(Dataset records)

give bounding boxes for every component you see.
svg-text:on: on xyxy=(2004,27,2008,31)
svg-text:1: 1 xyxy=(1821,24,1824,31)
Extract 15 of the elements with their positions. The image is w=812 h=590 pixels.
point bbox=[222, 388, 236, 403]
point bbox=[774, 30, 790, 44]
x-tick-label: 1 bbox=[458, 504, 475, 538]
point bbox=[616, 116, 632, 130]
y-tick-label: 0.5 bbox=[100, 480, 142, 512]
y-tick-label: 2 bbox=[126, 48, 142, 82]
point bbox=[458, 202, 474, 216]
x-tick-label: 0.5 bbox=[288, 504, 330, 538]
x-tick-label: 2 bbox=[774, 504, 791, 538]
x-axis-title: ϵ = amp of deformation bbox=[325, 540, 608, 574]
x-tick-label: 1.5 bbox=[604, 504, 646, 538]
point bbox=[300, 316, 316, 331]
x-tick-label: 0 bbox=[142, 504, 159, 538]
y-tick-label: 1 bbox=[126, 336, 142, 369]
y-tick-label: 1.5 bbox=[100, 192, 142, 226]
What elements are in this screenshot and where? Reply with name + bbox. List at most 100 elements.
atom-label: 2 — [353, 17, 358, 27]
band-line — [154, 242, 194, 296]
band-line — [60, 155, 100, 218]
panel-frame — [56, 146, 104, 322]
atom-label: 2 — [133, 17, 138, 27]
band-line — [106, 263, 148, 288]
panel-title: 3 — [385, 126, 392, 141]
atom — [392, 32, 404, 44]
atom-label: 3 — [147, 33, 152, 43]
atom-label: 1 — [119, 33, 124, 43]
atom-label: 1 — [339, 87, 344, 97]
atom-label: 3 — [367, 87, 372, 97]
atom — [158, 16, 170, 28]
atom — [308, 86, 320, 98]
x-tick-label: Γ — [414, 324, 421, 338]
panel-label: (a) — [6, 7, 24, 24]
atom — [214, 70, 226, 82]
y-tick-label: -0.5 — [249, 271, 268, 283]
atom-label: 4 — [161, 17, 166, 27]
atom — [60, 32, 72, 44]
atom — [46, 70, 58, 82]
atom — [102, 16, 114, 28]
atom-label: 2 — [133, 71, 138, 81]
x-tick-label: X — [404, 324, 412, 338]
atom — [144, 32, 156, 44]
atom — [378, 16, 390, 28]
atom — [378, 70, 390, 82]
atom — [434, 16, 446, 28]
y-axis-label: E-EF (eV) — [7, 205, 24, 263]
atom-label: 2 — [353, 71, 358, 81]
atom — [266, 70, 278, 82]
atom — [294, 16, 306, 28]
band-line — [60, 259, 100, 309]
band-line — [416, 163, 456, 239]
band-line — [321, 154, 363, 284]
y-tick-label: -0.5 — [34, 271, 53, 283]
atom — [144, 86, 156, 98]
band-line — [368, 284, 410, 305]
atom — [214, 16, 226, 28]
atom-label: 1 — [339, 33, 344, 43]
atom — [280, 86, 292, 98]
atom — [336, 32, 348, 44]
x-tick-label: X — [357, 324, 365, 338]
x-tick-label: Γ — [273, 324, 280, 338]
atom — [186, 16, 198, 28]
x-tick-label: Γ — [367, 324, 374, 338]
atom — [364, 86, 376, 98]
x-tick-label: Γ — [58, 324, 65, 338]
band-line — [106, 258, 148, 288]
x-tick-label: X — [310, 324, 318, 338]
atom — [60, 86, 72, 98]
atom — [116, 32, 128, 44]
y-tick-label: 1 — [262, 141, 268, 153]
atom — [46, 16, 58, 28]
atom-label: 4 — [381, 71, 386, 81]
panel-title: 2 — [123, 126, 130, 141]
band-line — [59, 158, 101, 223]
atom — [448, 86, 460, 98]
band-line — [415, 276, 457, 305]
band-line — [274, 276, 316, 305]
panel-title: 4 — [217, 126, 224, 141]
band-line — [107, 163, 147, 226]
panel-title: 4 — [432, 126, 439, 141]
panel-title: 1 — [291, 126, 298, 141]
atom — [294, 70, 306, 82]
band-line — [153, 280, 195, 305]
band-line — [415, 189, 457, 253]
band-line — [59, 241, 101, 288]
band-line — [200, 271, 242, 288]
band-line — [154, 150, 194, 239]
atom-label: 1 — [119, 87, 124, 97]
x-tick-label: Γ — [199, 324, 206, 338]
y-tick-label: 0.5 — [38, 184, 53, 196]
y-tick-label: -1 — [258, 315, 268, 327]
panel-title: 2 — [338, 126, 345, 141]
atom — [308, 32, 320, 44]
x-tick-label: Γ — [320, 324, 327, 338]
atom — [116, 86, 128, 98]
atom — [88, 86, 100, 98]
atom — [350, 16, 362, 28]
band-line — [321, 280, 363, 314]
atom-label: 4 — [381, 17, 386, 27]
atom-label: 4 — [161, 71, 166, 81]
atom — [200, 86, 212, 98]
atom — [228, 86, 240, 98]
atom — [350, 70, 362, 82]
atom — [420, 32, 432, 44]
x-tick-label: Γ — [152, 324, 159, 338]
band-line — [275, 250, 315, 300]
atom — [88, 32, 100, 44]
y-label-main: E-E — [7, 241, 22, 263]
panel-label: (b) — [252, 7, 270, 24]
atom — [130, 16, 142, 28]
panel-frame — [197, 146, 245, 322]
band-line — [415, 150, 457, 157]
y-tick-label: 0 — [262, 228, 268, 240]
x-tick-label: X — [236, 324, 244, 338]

[SHORT PROBLEM]:
Copy the entries verbatim from the first line through the line that contains "panel-frame — [56, 146, 104, 322]", including both of those lines.

[RESULT]:
give bounding boxes for every component you see.
svg-text:on: on xyxy=(2004,27,2008,31)
svg-text:1: 1 xyxy=(1821,24,1824,31)
Extract 15 of the elements with their positions. The image is w=812 h=590 pixels.
point bbox=[222, 388, 236, 403]
point bbox=[774, 30, 790, 44]
x-tick-label: 1 bbox=[458, 504, 475, 538]
point bbox=[616, 116, 632, 130]
y-tick-label: 0.5 bbox=[100, 480, 142, 512]
y-tick-label: 2 bbox=[126, 48, 142, 82]
point bbox=[458, 202, 474, 216]
x-tick-label: 0.5 bbox=[288, 504, 330, 538]
x-tick-label: 2 bbox=[774, 504, 791, 538]
x-axis-title: ϵ = amp of deformation bbox=[325, 540, 608, 574]
x-tick-label: 1.5 bbox=[604, 504, 646, 538]
point bbox=[300, 316, 316, 331]
x-tick-label: 0 bbox=[142, 504, 159, 538]
y-tick-label: 1 bbox=[126, 336, 142, 369]
y-tick-label: 1.5 bbox=[100, 192, 142, 226]
What elements are in this screenshot and where? Reply with name + bbox. List at most 100 elements.
atom-label: 2 — [353, 17, 358, 27]
band-line — [154, 242, 194, 296]
band-line — [60, 155, 100, 218]
panel-frame — [56, 146, 104, 322]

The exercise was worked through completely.